[Task goal]: The records are to be restated in their entirety, word for word.

[Given data]:

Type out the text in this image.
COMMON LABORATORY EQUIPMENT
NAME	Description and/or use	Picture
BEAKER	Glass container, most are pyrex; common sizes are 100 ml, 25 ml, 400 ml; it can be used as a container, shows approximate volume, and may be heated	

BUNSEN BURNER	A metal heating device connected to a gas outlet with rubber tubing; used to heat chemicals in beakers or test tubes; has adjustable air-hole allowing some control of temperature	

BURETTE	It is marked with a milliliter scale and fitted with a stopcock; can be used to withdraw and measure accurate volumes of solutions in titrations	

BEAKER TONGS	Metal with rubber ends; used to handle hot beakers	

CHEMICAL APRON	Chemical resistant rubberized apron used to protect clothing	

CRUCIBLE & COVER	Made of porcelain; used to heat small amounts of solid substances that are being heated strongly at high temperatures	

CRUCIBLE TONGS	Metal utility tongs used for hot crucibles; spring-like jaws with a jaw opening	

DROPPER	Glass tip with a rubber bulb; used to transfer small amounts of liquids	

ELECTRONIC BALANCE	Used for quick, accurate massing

[Exercise response]:
Type out the text in this image.
COMMON LABORATORY EQUIPMENT
NAME	Description and/or use	Picture
BEAKER	Glass container, most are pyrex; common sizes are 100 ml, 25 ml, 400 ml; it can be used as a container, shows approximate volume, and may be heated	

BUNSEN BURNER	A metal heating device connected to a gas outlet with rubber tubing; used to heat chemicals in beakers or test tubes; has adjustable air-hole allowing some control of temperature	

BURETTE	It is marked with a milliliter scale and fitted with a stopcock; can be used to withdraw and measure accurate volumes of solutions in titrations	

BEAKER TONGS	Metal with rubber ends; used to handle hot beakers	

CHEMICAL APRON	Chemical resistant rubberized apron used to protect clothing	

CRUCIBLE & COVER	Made of porcelain; used to heat small amounts of solid substances that are being heated strongly at high temperatures	

CRUCIBLE TONGS	Metal utility tongs used for hot crucibles; spring-like jaws with a jaw opening	

DROPPER	Glass tip with a rubber bulb; used to transfer small amounts of liquids	

ELECTRONIC BALANCE	Used for quick, accurate massing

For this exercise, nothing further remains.